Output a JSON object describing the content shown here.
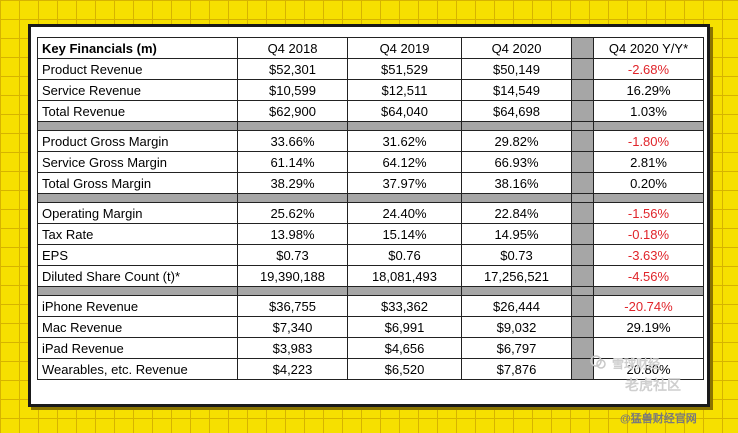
{
  "table": {
    "header": {
      "label": "Key Financials (m)",
      "c1": "Q4 2018",
      "c2": "Q4 2019",
      "c3": "Q4 2020",
      "yy": "Q4 2020 Y/Y*"
    },
    "rows": [
      {
        "label": "Product Revenue",
        "c1": "$52,301",
        "c2": "$51,529",
        "c3": "$50,149",
        "yy": "-2.68%",
        "neg": true
      },
      {
        "label": "Service Revenue",
        "c1": "$10,599",
        "c2": "$12,511",
        "c3": "$14,549",
        "yy": "16.29%",
        "neg": false
      },
      {
        "label": "Total Revenue",
        "c1": "$62,900",
        "c2": "$64,040",
        "c3": "$64,698",
        "yy": "1.03%",
        "neg": false
      },
      {
        "sep": true
      },
      {
        "label": "Product Gross Margin",
        "c1": "33.66%",
        "c2": "31.62%",
        "c3": "29.82%",
        "yy": "-1.80%",
        "neg": true
      },
      {
        "label": "Service Gross Margin",
        "c1": "61.14%",
        "c2": "64.12%",
        "c3": "66.93%",
        "yy": "2.81%",
        "neg": false
      },
      {
        "label": "Total Gross Margin",
        "c1": "38.29%",
        "c2": "37.97%",
        "c3": "38.16%",
        "yy": "0.20%",
        "neg": false
      },
      {
        "sep": true
      },
      {
        "label": "Operating Margin",
        "c1": "25.62%",
        "c2": "24.40%",
        "c3": "22.84%",
        "yy": "-1.56%",
        "neg": true
      },
      {
        "label": "Tax Rate",
        "c1": "13.98%",
        "c2": "15.14%",
        "c3": "14.95%",
        "yy": "-0.18%",
        "neg": true
      },
      {
        "label": "EPS",
        "c1": "$0.73",
        "c2": "$0.76",
        "c3": "$0.73",
        "yy": "-3.63%",
        "neg": true
      },
      {
        "label": "Diluted Share Count (t)*",
        "c1": "19,390,188",
        "c2": "18,081,493",
        "c3": "17,256,521",
        "yy": "-4.56%",
        "neg": true
      },
      {
        "sep": true
      },
      {
        "label": "iPhone Revenue",
        "c1": "$36,755",
        "c2": "$33,362",
        "c3": "$26,444",
        "yy": "-20.74%",
        "neg": true
      },
      {
        "label": "Mac Revenue",
        "c1": "$7,340",
        "c2": "$6,991",
        "c3": "$9,032",
        "yy": "29.19%",
        "neg": false
      },
      {
        "label": "iPad Revenue",
        "c1": "$3,983",
        "c2": "$4,656",
        "c3": "$6,797",
        "yy": "",
        "neg": false
      },
      {
        "label": "Wearables, etc. Revenue",
        "c1": "$4,223",
        "c2": "$6,520",
        "c3": "$7,876",
        "yy": "20.80%",
        "neg": false
      }
    ]
  },
  "watermarks": {
    "w1": "雪球财经",
    "w2": "老虎社区",
    "w3": "@猛兽财经官网"
  },
  "colors": {
    "negative": "#e0252b",
    "gap": "#a6a6a6",
    "background": "#f6e000"
  }
}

### [WHAT YOU NEED TO DO]
Extract every line containing the string "Product" from the data above.

### [RESPONSE]
        "label": "Product Revenue",
        "label": "Product Gross Margin",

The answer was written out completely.